━━━ Records supplied ━━━

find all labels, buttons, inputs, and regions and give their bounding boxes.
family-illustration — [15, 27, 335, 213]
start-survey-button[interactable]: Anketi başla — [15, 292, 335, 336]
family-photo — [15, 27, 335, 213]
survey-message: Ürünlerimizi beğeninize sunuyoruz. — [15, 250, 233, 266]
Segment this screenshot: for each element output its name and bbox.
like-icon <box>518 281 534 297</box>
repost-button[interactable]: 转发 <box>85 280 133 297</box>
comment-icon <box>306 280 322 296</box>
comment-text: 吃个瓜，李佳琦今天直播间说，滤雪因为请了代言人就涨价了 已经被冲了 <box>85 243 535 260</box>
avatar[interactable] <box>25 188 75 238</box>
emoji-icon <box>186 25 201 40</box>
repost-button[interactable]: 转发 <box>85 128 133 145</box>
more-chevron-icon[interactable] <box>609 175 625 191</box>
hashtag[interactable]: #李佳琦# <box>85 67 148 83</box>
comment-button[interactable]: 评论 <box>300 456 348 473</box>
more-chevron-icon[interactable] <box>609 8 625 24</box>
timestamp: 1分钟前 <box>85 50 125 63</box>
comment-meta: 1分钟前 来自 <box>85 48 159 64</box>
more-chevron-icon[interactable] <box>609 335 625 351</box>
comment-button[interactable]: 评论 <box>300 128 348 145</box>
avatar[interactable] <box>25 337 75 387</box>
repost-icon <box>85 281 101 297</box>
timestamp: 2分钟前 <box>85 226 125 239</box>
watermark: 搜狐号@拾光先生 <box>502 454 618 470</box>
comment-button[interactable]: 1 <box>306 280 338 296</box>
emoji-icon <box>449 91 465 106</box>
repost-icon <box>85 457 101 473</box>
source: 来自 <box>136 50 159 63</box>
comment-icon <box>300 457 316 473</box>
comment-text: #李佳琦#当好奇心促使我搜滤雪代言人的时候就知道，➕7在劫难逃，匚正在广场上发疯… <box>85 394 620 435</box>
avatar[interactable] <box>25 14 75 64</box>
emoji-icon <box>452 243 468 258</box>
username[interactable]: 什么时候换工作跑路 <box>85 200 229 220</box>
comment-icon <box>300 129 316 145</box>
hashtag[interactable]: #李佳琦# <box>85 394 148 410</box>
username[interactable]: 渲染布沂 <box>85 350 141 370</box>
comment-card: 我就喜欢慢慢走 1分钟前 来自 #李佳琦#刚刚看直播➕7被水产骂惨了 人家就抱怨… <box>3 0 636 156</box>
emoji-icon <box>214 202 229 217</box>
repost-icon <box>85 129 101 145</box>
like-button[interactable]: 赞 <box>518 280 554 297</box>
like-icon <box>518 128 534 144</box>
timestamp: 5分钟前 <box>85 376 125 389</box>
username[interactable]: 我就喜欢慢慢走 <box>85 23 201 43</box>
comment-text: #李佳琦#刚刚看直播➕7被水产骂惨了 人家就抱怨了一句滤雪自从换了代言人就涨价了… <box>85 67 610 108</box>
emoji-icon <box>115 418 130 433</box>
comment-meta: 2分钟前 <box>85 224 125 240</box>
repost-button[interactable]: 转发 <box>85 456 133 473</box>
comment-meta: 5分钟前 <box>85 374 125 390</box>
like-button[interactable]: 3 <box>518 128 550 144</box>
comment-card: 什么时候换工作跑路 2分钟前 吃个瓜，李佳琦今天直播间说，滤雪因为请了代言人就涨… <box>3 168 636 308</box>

━━━

◆ **Aim**
Convert the entries, starting at the first line and ending at the line containing "source: 来自 <box>136 50 159 63</box>", into a numbered list. Include both end lines and omit blank lines.

◆ **Expected output**
1. find all labels, buttons, inputs, and regions and give their bounding boxes.
2. family-illustration — [15, 27, 335, 213]
3. start-survey-button[interactable]: Anketi başla — [15, 292, 335, 336]
4. family-photo — [15, 27, 335, 213]
5. survey-message: Ürünlerimizi beğeninize sunuyoruz. — [15, 250, 233, 266]
6. Segment this screenshot: for each element output its name and bbox.
7. like-icon <box>518 281 534 297</box>
8. repost-button[interactable]: 转发 <box>85 280 133 297</box>
9. comment-icon <box>306 280 322 296</box>
10. comment-text: 吃个瓜，李佳琦今天直播间说，滤雪因为请了代言人就涨价了 已经被冲了 <box>85 243 535 260</box>
11. avatar[interactable] <box>25 188 75 238</box>
12. emoji-icon <box>186 25 201 40</box>
13. repost-button[interactable]: 转发 <box>85 128 133 145</box>
14. more-chevron-icon[interactable] <box>609 175 625 191</box>
15. hashtag[interactable]: #李佳琦# <box>85 67 148 83</box>
16. comment-button[interactable]: 评论 <box>300 456 348 473</box>
17. more-chevron-icon[interactable] <box>609 8 625 24</box>
18. timestamp: 1分钟前 <box>85 50 125 63</box>
19. comment-meta: 1分钟前 来自 <box>85 48 159 64</box>
20. more-chevron-icon[interactable] <box>609 335 625 351</box>
21. comment-button[interactable]: 评论 <box>300 128 348 145</box>
22. avatar[interactable] <box>25 337 75 387</box>
23. repost-icon <box>85 281 101 297</box>
24. timestamp: 2分钟前 <box>85 226 125 239</box>
25. watermark: 搜狐号@拾光先生 <box>502 454 618 470</box>
26. comment-button[interactable]: 1 <box>306 280 338 296</box>
27. emoji-icon <box>449 91 465 106</box>
28. repost-icon <box>85 457 101 473</box>
29. source: 来自 <box>136 50 159 63</box>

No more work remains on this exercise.